> _Problem details_
Below are some records; give them all again exactly, but not the pictures.

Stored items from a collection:
§

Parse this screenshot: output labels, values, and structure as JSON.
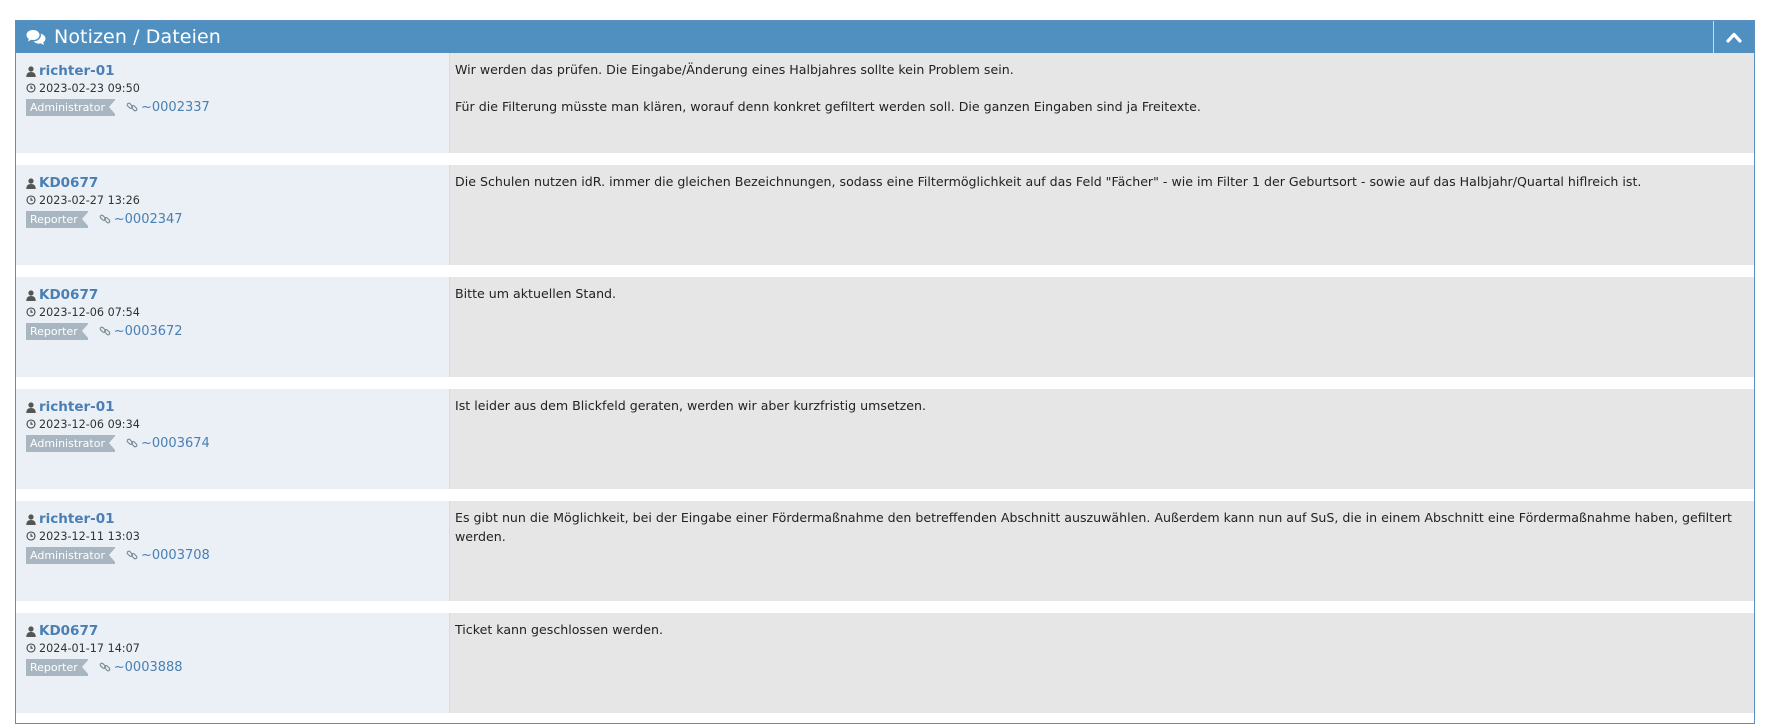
{
  "header": {
    "title": "Notizen / Dateien",
    "title_icon": "comments-icon",
    "collapse_icon": "chevron-up-icon"
  },
  "colors": {
    "header_bg": "#5090c1",
    "meta_bg": "#eaf0f5",
    "text_bg": "#e6e6e6",
    "link": "#4a7fb3",
    "badge": "#a8b6c2"
  },
  "notes": [
    {
      "user": "richter-01",
      "date": "2023-02-23 09:50",
      "role": "Administrator",
      "link": "~0002337",
      "paragraphs": [
        "Wir werden das prüfen. Die Eingabe/Änderung eines Halbjahres sollte kein Problem sein.",
        "Für die Filterung müsste man klären, worauf denn konkret gefiltert werden soll. Die ganzen Eingaben sind ja Freitexte."
      ]
    },
    {
      "user": "KD0677",
      "date": "2023-02-27 13:26",
      "role": "Reporter",
      "link": "~0002347",
      "paragraphs": [
        "Die Schulen nutzen idR. immer die gleichen Bezeichnungen, sodass eine Filtermöglichkeit auf das Feld \"Fächer\" - wie im Filter 1 der Geburtsort - sowie auf das Halbjahr/Quartal hiflreich ist."
      ]
    },
    {
      "user": "KD0677",
      "date": "2023-12-06 07:54",
      "role": "Reporter",
      "link": "~0003672",
      "paragraphs": [
        "Bitte um aktuellen Stand."
      ]
    },
    {
      "user": "richter-01",
      "date": "2023-12-06 09:34",
      "role": "Administrator",
      "link": "~0003674",
      "paragraphs": [
        "Ist leider aus dem Blickfeld geraten, werden wir aber kurzfristig umsetzen."
      ]
    },
    {
      "user": "richter-01",
      "date": "2023-12-11 13:03",
      "role": "Administrator",
      "link": "~0003708",
      "paragraphs": [
        "Es gibt nun die Möglichkeit, bei der Eingabe einer Fördermaßnahme den betreffenden Abschnitt auszuwählen. Außerdem kann nun auf SuS, die in einem Abschnitt eine Fördermaßnahme haben, gefiltert werden."
      ]
    },
    {
      "user": "KD0677",
      "date": "2024-01-17 14:07",
      "role": "Reporter",
      "link": "~0003888",
      "paragraphs": [
        "Ticket kann geschlossen werden."
      ]
    }
  ]
}
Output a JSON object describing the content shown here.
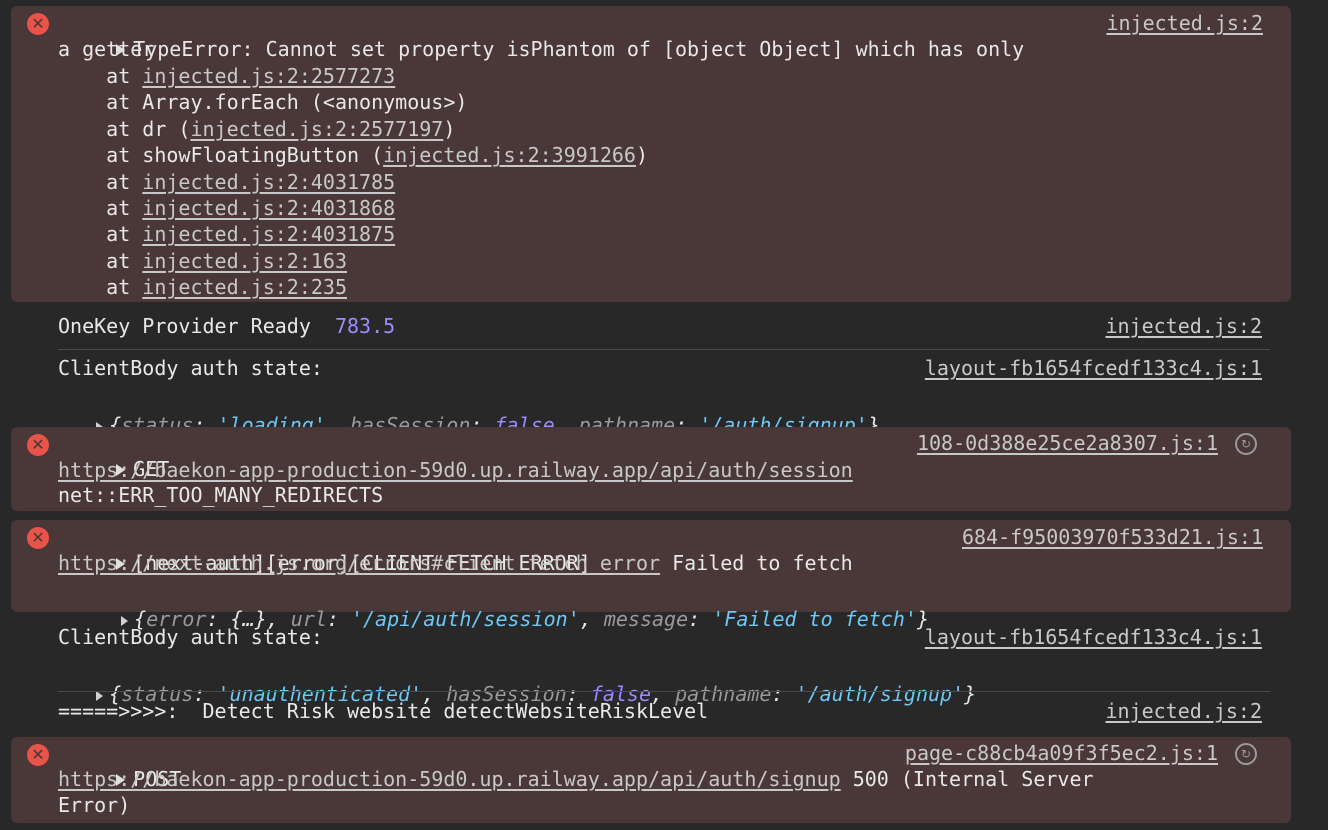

§

> _Output below_
Parse this screenshot: output labels, values, and structure as JSON.
{
  "header": {
    "title": "Notizen / Dateien",
    "title_icon": "comments-icon",
    "collapse_icon": "chevron-up-icon"
  },
  "colors": {
    "header_bg": "#5090c1",
    "meta_bg": "#eaf0f5",
    "text_bg": "#e6e6e6",
    "link": "#4a7fb3",
    "badge": "#a8b6c2"
  },
  "notes": [
    {
      "user": "richter-01",
      "date": "2023-02-23 09:50",
      "role": "Administrator",
      "link": "~0002337",
      "paragraphs": [
        "Wir werden das prüfen. Die Eingabe/Änderung eines Halbjahres sollte kein Problem sein.",
        "Für die Filterung müsste man klären, worauf denn konkret gefiltert werden soll. Die ganzen Eingaben sind ja Freitexte."
      ]
    },
    {
      "user": "KD0677",
      "date": "2023-02-27 13:26",
      "role": "Reporter",
      "link": "~0002347",
      "paragraphs": [
        "Die Schulen nutzen idR. immer die gleichen Bezeichnungen, sodass eine Filtermöglichkeit auf das Feld \"Fächer\" - wie im Filter 1 der Geburtsort - sowie auf das Halbjahr/Quartal hiflreich ist."
      ]
    },
    {
      "user": "KD0677",
      "date": "2023-12-06 07:54",
      "role": "Reporter",
      "link": "~0003672",
      "paragraphs": [
        "Bitte um aktuellen Stand."
      ]
    },
    {
      "user": "richter-01",
      "date": "2023-12-06 09:34",
      "role": "Administrator",
      "link": "~0003674",
      "paragraphs": [
        "Ist leider aus dem Blickfeld geraten, werden wir aber kurzfristig umsetzen."
      ]
    },
    {
      "user": "richter-01",
      "date": "2023-12-11 13:03",
      "role": "Administrator",
      "link": "~0003708",
      "paragraphs": [
        "Es gibt nun die Möglichkeit, bei der Eingabe einer Fördermaßnahme den betreffenden Abschnitt auszuwählen. Außerdem kann nun auf SuS, die in einem Abschnitt eine Fördermaßnahme haben, gefiltert werden."
      ]
    },
    {
      "user": "KD0677",
      "date": "2024-01-17 14:07",
      "role": "Reporter",
      "link": "~0003888",
      "paragraphs": [
        "Ticket kann geschlossen werden."
      ]
    }
  ]
}
Output a JSON object describing the content shown here.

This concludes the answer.